▶ JOB:
Reproduce the listing below without changes, except that pictures are left out.

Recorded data
-=-=-

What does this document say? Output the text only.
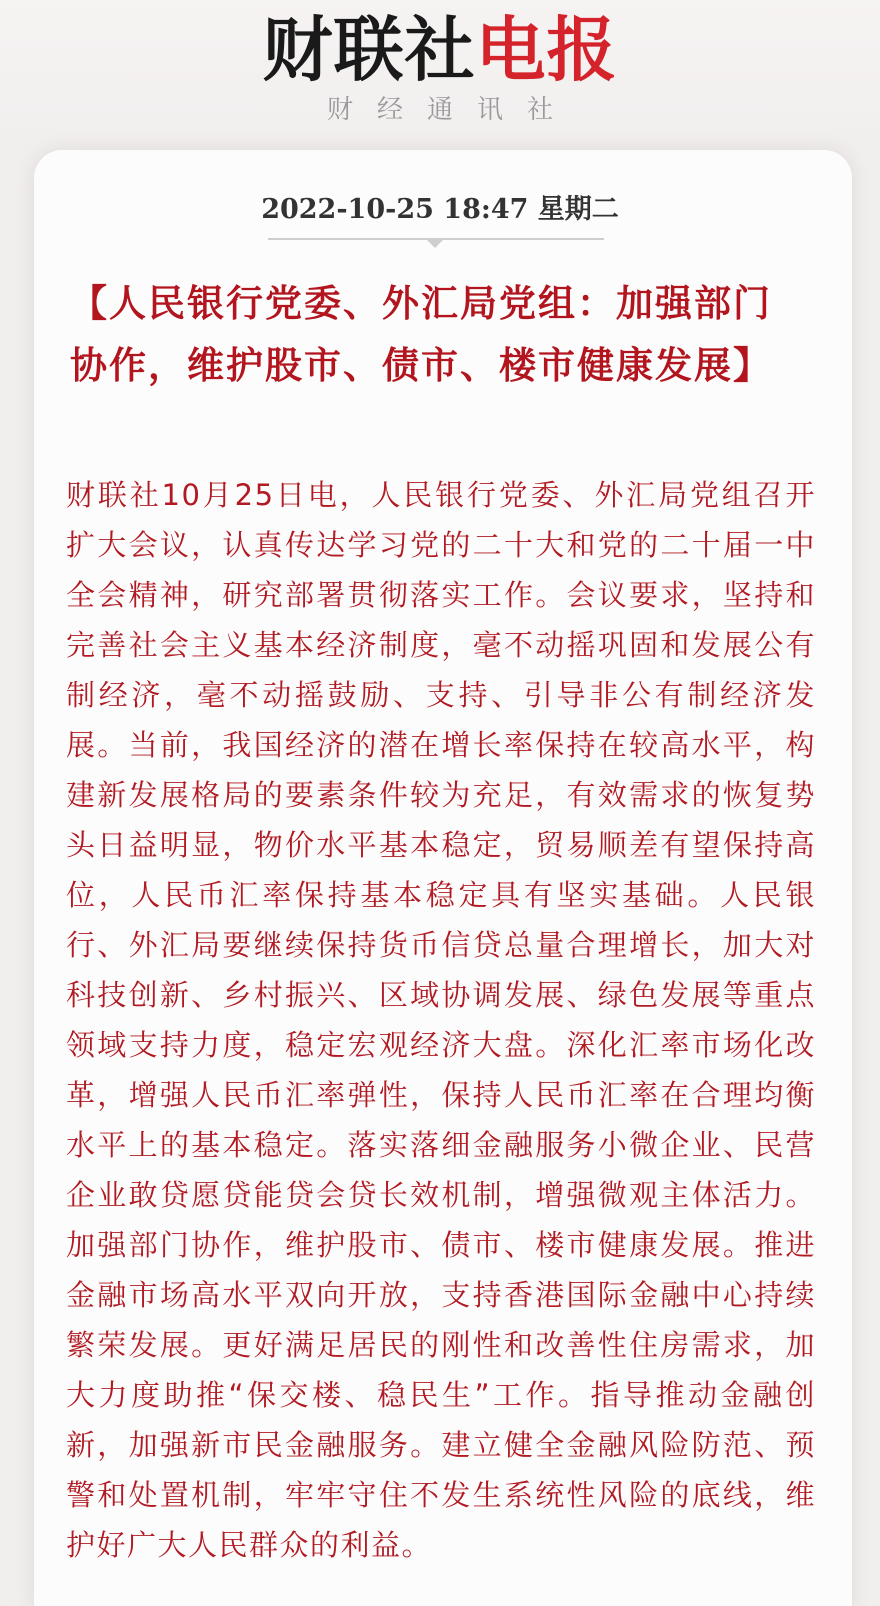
财联社电报
财经通讯社
2022-10-25 18:47 星期二
【人民银行党委、外汇局党组：加强部门协作，维护股市、债市、楼市健康发展】

财联社10月25日电，人民银行党委、外汇局党组召开扩大会议，认真传达学习党的二十大和党的二十届一中全会精神，研究部署贯彻落实工作。会议要求，坚持和完善社会主义基本经济制度，毫不动摇巩固和发展公有制经济，毫不动摇鼓励、支持、引导非公有制经济发展。当前，我国经济的潜在增长率保持在较高水平，构建新发展格局的要素条件较为充足，有效需求的恢复势头日益明显，物价水平基本稳定，贸易顺差有望保持高位，人民币汇率保持基本稳定具有坚实基础。人民银行、外汇局要继续保持货币信贷总量合理增长，加大对科技创新、乡村振兴、区域协调发展、绿色发展等重点领域支持力度，稳定宏观经济大盘。深化汇率市场化改革，增强人民币汇率弹性，保持人民币汇率在合理均衡水平上的基本稳定。落实落细金融服务小微企业、民营企业敢贷愿贷能贷会贷长效机制，增强微观主体活力。加强部门协作，维护股市、债市、楼市健康发展。推进金融市场高水平双向开放，支持香港国际金融中心持续繁荣发展。更好满足居民的刚性和改善性住房需求，加大力度助推“保交楼、稳民生”工作。指导推动金融创新，加强新市民金融服务。建立健全金融风险防范、预警和处置机制，牢牢守住不发生系统性风险的底线，维护好广大人民群众的利益。
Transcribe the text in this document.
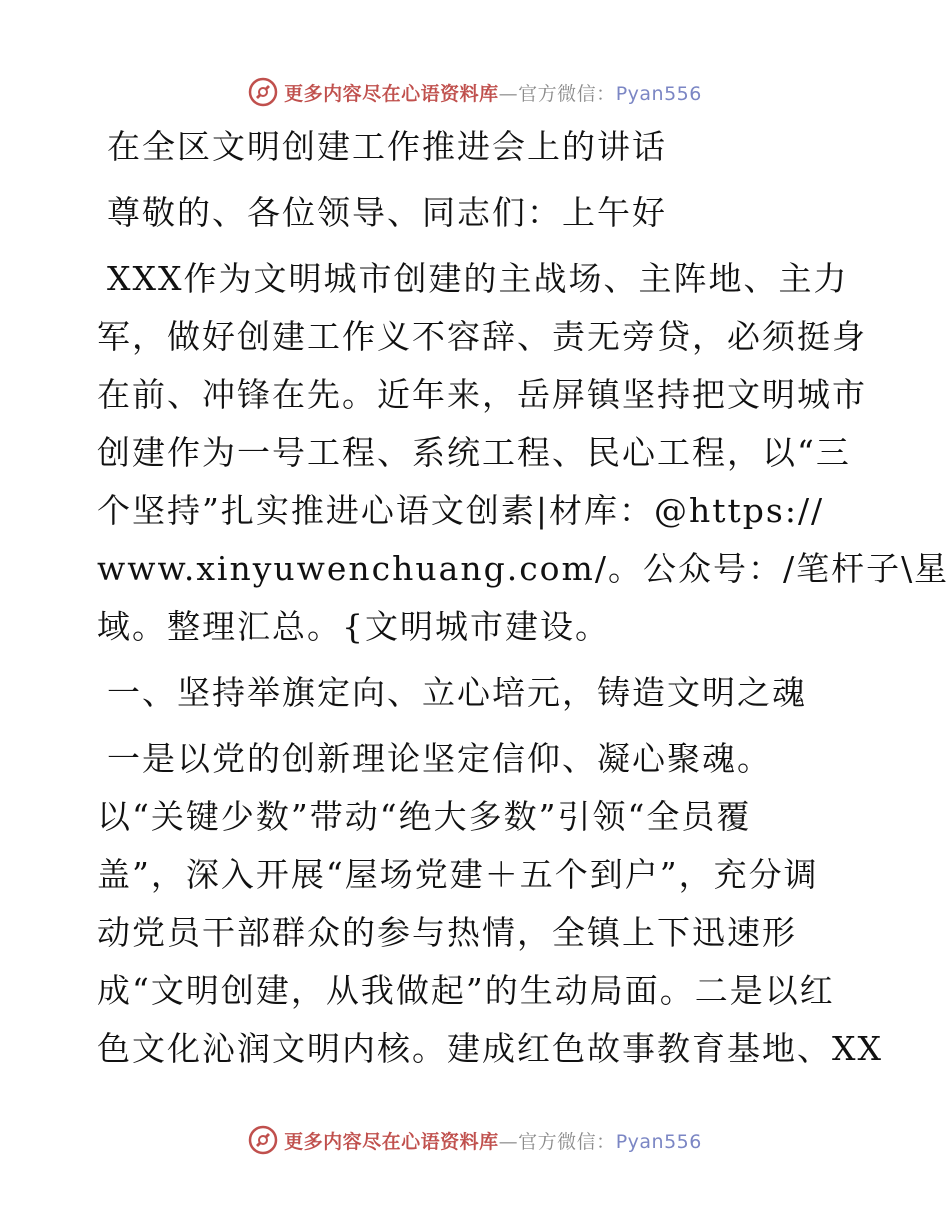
更多内容尽在心语资料库—官方微信：Pyan556
在全区文明创建工作推进会上的讲话
尊敬的、各位领导、同志们：上午好
XXX作为文明城市创建的主战场、主阵地、主力
军，做好创建工作义不容辞、责无旁贷，必须挺身
在前、冲锋在先。近年来，岳屏镇坚持把文明城市
创建作为一号工程、系统工程、民心工程，以“三
个坚持”扎实推进心语文创素|材库：@https://
www.xinyuwenchuang.com/。公众号：/笔杆子\星
域。整理汇总。{文明城市建设。
一、坚持举旗定向、立心培元，铸造文明之魂
一是以党的创新理论坚定信仰、凝心聚魂。
以“关键少数”带动“绝大多数”引领“全员覆
盖”，深入开展“屋场党建＋五个到户”，充分调
动党员干部群众的参与热情，全镇上下迅速形
成“文明创建，从我做起”的生动局面。二是以红
色文化沁润文明内核。建成红色故事教育基地、XX
更多内容尽在心语资料库—官方微信：Pyan556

-=-=-

▶ OUTPUT OF THE EXERCISE:
What does this document say? Output the text only.
财联社电报
财经通讯社
2022-10-25 18:47 星期二
【人民银行党委、外汇局党组：加强部门协作，维护股市、债市、楼市健康发展】

财联社10月25日电，人民银行党委、外汇局党组召开扩大会议，认真传达学习党的二十大和党的二十届一中全会精神，研究部署贯彻落实工作。会议要求，坚持和完善社会主义基本经济制度，毫不动摇巩固和发展公有制经济，毫不动摇鼓励、支持、引导非公有制经济发展。当前，我国经济的潜在增长率保持在较高水平，构建新发展格局的要素条件较为充足，有效需求的恢复势头日益明显，物价水平基本稳定，贸易顺差有望保持高位，人民币汇率保持基本稳定具有坚实基础。人民银行、外汇局要继续保持货币信贷总量合理增长，加大对科技创新、乡村振兴、区域协调发展、绿色发展等重点领域支持力度，稳定宏观经济大盘。深化汇率市场化改革，增强人民币汇率弹性，保持人民币汇率在合理均衡水平上的基本稳定。落实落细金融服务小微企业、民营企业敢贷愿贷能贷会贷长效机制，增强微观主体活力。加强部门协作，维护股市、债市、楼市健康发展。推进金融市场高水平双向开放，支持香港国际金融中心持续繁荣发展。更好满足居民的刚性和改善性住房需求，加大力度助推“保交楼、稳民生”工作。指导推动金融创新，加强新市民金融服务。建立健全金融风险防范、预警和处置机制，牢牢守住不发生系统性风险的底线，维护好广大人民群众的利益。
Transcribe the text in this document.
更多内容尽在心语资料库—官方微信：Pyan556
在全区文明创建工作推进会上的讲话
尊敬的、各位领导、同志们：上午好
XXX作为文明城市创建的主战场、主阵地、主力
军，做好创建工作义不容辞、责无旁贷，必须挺身
在前、冲锋在先。近年来，岳屏镇坚持把文明城市
创建作为一号工程、系统工程、民心工程，以“三
个坚持”扎实推进心语文创素|材库：@https://
www.xinyuwenchuang.com/。公众号：/笔杆子\星
域。整理汇总。{文明城市建设。
一、坚持举旗定向、立心培元，铸造文明之魂
一是以党的创新理论坚定信仰、凝心聚魂。
以“关键少数”带动“绝大多数”引领“全员覆
盖”，深入开展“屋场党建＋五个到户”，充分调
动党员干部群众的参与热情，全镇上下迅速形
成“文明创建，从我做起”的生动局面。二是以红
色文化沁润文明内核。建成红色故事教育基地、XX
更多内容尽在心语资料库—官方微信：Pyan556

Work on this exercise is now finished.